PROBLEM TO SOLVE =
Do not include the pictures; repeat the rest of the data exactly.

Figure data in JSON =

-=-=-

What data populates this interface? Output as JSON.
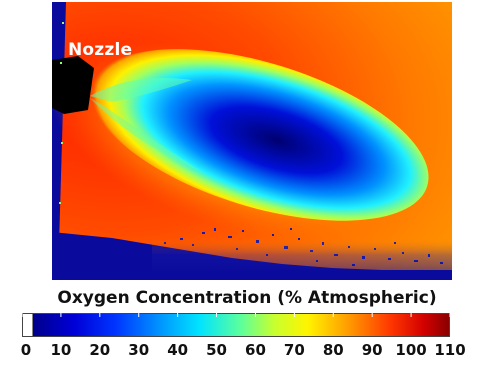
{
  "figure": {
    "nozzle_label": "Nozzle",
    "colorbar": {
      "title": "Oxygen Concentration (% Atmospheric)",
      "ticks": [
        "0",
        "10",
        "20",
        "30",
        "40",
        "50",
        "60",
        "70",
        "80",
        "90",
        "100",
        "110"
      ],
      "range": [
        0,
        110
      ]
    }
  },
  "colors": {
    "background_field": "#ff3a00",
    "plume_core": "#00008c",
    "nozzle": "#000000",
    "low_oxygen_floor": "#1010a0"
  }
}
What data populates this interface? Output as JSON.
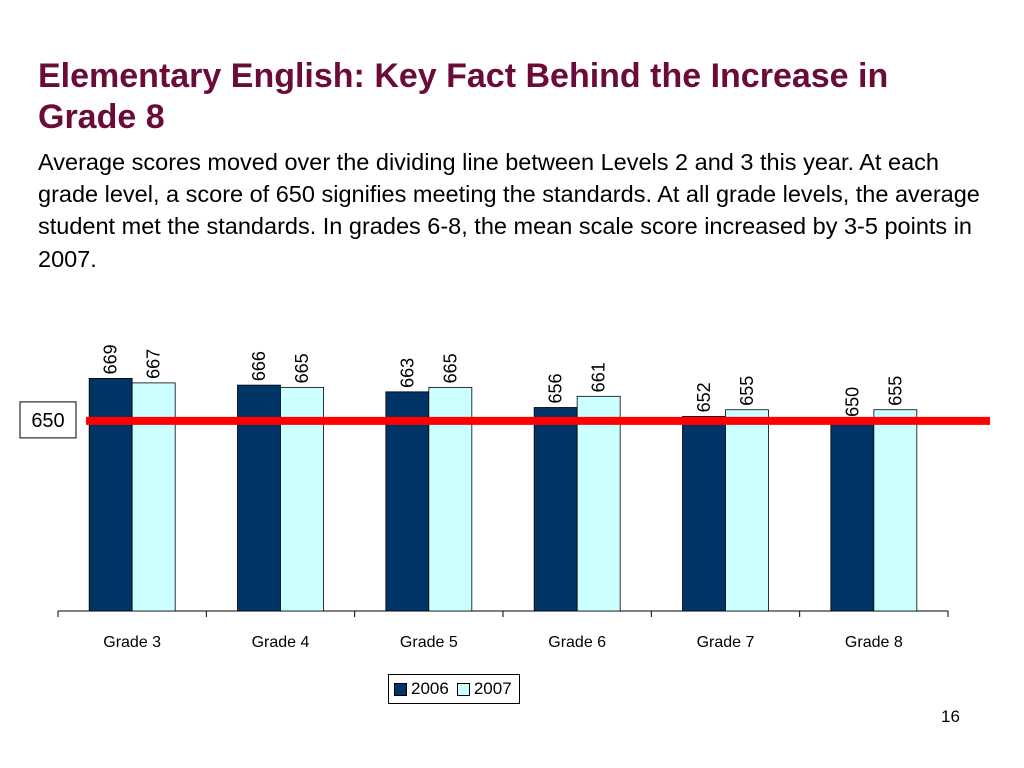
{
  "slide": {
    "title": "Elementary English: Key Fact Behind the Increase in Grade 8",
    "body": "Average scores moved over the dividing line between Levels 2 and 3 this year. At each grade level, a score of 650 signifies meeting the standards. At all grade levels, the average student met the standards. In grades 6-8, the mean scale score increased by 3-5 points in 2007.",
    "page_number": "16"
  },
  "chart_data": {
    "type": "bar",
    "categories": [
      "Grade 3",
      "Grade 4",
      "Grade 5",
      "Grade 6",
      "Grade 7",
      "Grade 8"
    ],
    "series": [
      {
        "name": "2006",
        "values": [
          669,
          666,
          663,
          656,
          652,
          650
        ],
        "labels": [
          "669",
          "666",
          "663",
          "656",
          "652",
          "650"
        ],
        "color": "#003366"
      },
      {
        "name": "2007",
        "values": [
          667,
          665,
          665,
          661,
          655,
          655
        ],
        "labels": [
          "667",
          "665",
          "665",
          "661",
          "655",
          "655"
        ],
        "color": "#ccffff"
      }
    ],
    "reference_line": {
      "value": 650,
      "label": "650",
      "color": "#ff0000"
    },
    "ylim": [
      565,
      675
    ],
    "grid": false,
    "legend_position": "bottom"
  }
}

-=-=-

SOLUTION TO THIS EXERCISE =
What data populates this interface? Output as JSON.
{
  "figure": {
    "nozzle_label": "Nozzle",
    "colorbar": {
      "title": "Oxygen Concentration (% Atmospheric)",
      "ticks": [
        "0",
        "10",
        "20",
        "30",
        "40",
        "50",
        "60",
        "70",
        "80",
        "90",
        "100",
        "110"
      ],
      "range": [
        0,
        110
      ]
    }
  },
  "colors": {
    "background_field": "#ff3a00",
    "plume_core": "#00008c",
    "nozzle": "#000000",
    "low_oxygen_floor": "#1010a0"
  }
}
What data populates this interface? Output as JSON.
{
  "slide": {
    "title": "Elementary English: Key Fact Behind the Increase in Grade 8",
    "body": "Average scores moved over the dividing line between Levels 2 and 3 this year. At each grade level, a score of 650 signifies meeting the standards. At all grade levels, the average student met the standards. In grades 6-8, the mean scale score increased by 3-5 points in 2007.",
    "page_number": "16"
  },
  "chart_data": {
    "type": "bar",
    "categories": [
      "Grade 3",
      "Grade 4",
      "Grade 5",
      "Grade 6",
      "Grade 7",
      "Grade 8"
    ],
    "series": [
      {
        "name": "2006",
        "values": [
          669,
          666,
          663,
          656,
          652,
          650
        ],
        "labels": [
          "669",
          "666",
          "663",
          "656",
          "652",
          "650"
        ],
        "color": "#003366"
      },
      {
        "name": "2007",
        "values": [
          667,
          665,
          665,
          661,
          655,
          655
        ],
        "labels": [
          "667",
          "665",
          "665",
          "661",
          "655",
          "655"
        ],
        "color": "#ccffff"
      }
    ],
    "reference_line": {
      "value": 650,
      "label": "650",
      "color": "#ff0000"
    },
    "ylim": [
      565,
      675
    ],
    "grid": false,
    "legend_position": "bottom"
  }
}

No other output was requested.